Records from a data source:
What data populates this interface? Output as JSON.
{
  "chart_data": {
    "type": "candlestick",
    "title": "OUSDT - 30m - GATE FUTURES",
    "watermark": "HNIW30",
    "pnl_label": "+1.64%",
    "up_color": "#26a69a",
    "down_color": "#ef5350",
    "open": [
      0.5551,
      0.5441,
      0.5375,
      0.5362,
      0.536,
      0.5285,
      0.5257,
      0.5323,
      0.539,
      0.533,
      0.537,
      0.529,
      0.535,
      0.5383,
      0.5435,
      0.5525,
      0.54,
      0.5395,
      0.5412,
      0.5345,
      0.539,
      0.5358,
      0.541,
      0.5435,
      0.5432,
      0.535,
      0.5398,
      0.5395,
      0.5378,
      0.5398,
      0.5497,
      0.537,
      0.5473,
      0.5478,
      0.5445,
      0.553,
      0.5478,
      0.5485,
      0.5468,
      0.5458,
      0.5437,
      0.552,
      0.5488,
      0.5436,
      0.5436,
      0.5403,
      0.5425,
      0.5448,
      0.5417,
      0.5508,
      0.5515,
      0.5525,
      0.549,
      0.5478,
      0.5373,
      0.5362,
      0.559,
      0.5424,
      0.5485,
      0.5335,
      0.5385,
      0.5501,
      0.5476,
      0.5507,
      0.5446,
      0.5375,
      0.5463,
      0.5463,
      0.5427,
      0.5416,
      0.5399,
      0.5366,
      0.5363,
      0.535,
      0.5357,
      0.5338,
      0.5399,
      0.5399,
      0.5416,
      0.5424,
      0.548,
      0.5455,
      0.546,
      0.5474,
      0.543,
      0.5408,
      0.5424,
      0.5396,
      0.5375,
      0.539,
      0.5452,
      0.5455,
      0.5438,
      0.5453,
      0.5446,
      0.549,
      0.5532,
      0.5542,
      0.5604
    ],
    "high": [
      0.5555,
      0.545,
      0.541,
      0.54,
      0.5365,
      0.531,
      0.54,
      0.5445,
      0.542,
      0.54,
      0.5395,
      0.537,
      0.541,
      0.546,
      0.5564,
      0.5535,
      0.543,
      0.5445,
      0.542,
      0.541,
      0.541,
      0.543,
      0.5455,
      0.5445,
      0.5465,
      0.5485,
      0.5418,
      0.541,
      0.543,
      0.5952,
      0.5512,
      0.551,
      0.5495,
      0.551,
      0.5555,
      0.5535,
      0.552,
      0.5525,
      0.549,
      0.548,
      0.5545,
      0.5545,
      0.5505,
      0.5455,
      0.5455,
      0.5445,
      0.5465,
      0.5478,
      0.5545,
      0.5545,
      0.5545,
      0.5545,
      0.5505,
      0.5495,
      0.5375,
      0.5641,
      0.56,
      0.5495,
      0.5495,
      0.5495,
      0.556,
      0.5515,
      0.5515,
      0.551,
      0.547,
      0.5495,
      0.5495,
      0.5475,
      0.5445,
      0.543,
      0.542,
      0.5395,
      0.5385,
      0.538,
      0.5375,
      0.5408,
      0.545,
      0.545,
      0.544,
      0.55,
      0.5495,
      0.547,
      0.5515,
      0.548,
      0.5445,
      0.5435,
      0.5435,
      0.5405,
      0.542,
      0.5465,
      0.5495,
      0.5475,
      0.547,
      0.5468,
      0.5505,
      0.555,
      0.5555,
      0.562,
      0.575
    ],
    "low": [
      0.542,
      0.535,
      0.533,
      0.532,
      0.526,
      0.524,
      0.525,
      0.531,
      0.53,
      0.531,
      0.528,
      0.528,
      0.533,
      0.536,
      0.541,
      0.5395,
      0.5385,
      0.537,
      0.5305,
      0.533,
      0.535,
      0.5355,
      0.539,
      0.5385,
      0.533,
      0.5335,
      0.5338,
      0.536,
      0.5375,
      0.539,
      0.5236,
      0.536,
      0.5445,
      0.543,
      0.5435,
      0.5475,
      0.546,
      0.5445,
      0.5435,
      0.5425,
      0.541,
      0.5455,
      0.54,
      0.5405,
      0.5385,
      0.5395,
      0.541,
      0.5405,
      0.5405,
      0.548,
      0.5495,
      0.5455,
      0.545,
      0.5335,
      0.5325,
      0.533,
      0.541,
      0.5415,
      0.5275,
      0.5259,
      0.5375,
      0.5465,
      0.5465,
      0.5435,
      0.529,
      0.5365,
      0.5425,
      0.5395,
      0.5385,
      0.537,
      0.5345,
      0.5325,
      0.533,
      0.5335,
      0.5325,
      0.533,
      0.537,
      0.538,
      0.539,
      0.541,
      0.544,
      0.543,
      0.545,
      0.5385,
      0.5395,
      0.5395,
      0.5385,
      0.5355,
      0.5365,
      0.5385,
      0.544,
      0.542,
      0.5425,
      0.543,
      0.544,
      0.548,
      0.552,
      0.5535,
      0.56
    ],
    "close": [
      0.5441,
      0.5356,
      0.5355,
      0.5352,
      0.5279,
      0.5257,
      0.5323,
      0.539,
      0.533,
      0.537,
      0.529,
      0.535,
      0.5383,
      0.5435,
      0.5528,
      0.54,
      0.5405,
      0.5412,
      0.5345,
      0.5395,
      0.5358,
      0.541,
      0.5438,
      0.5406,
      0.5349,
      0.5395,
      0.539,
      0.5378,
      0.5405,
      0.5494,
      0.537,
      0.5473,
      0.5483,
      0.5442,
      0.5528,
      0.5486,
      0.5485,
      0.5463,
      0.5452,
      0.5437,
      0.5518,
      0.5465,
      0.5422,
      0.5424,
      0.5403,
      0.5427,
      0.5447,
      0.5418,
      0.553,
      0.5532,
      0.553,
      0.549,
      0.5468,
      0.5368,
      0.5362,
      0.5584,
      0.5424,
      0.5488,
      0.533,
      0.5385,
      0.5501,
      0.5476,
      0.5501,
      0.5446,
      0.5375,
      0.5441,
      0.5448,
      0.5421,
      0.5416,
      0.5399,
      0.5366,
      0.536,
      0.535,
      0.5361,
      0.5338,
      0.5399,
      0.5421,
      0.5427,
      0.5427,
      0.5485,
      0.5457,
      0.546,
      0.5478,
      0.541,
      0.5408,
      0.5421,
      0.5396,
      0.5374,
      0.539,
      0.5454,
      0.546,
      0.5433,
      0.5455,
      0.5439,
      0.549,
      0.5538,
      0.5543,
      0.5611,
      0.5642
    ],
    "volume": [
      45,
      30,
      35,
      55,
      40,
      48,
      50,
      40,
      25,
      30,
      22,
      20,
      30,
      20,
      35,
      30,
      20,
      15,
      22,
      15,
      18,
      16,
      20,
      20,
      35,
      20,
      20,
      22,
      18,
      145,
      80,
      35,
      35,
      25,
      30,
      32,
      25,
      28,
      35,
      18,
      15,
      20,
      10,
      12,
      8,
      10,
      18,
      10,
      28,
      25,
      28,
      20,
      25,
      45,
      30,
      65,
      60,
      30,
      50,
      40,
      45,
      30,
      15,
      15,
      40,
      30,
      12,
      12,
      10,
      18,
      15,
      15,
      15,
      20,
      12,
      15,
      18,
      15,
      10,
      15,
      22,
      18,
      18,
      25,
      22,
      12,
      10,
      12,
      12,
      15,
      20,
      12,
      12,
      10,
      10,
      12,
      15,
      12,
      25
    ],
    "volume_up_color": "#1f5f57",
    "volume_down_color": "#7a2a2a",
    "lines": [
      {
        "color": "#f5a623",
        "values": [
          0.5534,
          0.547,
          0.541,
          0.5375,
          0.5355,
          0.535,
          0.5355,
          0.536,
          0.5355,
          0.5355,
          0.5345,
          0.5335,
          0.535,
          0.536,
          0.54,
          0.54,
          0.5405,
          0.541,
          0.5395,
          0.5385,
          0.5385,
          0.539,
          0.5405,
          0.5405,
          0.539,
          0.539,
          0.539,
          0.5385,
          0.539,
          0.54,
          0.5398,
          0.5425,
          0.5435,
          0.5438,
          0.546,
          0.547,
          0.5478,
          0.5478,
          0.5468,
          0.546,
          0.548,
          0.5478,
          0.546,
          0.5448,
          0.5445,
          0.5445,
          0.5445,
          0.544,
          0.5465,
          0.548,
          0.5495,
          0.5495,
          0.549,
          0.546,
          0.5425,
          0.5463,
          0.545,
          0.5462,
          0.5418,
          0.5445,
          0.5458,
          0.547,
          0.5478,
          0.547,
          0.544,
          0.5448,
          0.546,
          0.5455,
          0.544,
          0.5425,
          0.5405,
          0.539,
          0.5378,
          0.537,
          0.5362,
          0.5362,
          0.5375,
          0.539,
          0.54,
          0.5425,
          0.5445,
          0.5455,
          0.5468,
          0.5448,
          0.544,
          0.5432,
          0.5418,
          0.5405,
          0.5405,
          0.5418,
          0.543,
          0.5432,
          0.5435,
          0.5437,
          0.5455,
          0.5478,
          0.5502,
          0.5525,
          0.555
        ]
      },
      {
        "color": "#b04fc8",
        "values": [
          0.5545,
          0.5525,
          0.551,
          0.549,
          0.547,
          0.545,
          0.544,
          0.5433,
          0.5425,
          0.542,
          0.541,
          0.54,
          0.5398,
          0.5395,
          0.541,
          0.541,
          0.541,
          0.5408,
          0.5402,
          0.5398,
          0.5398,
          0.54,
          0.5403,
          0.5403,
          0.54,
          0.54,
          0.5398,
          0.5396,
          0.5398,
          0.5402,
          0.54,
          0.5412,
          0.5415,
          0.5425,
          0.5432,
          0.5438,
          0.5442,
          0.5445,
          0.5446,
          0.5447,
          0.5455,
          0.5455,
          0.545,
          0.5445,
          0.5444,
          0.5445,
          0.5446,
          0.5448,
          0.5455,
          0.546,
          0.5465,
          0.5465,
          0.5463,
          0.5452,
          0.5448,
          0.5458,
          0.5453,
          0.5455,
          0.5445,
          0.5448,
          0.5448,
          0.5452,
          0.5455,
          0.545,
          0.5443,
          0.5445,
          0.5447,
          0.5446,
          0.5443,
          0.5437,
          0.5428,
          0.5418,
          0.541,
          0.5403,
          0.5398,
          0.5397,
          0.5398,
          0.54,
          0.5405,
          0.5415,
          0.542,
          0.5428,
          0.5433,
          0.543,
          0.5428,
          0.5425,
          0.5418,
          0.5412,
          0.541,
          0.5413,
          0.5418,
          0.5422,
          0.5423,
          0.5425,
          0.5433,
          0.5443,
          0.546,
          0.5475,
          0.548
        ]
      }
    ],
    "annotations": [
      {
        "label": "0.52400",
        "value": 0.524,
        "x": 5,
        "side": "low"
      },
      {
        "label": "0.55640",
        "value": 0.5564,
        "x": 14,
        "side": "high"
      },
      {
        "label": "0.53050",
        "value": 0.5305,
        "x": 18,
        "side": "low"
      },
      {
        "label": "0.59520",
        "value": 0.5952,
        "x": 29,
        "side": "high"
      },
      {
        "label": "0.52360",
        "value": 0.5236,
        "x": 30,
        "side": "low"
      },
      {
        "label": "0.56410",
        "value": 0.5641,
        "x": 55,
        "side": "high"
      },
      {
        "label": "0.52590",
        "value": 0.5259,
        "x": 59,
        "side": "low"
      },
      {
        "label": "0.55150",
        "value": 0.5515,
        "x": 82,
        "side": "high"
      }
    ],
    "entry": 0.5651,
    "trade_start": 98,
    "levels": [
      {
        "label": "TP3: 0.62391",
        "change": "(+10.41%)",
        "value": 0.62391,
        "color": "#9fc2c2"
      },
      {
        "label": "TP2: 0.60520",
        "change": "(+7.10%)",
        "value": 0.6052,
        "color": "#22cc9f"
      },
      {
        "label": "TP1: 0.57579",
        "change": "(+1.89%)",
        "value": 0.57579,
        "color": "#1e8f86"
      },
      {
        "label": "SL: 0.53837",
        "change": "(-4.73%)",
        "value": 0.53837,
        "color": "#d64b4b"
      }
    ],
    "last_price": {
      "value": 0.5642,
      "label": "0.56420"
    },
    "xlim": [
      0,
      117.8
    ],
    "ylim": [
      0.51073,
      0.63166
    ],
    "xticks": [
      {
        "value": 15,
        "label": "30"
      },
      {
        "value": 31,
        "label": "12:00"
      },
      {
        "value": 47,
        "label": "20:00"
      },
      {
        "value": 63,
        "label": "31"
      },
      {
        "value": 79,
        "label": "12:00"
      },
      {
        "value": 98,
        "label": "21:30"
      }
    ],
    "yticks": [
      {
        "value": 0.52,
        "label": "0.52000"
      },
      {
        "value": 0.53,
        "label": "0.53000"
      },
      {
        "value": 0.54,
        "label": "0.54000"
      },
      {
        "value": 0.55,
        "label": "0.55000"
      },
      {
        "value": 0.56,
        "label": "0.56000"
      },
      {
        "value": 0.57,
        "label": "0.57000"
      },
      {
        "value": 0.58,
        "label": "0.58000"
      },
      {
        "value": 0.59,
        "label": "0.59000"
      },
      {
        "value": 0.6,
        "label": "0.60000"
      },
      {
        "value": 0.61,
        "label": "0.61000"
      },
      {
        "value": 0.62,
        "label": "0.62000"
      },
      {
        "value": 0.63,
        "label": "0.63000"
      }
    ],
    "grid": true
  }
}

- _What to do_:
Find the string "change" in the entries above and return each line that holds it.

- _Answer to this task_:
        "change": "(+10.41%)",
        "change": "(+7.10%)",
        "change": "(+1.89%)",
        "change": "(-4.73%)",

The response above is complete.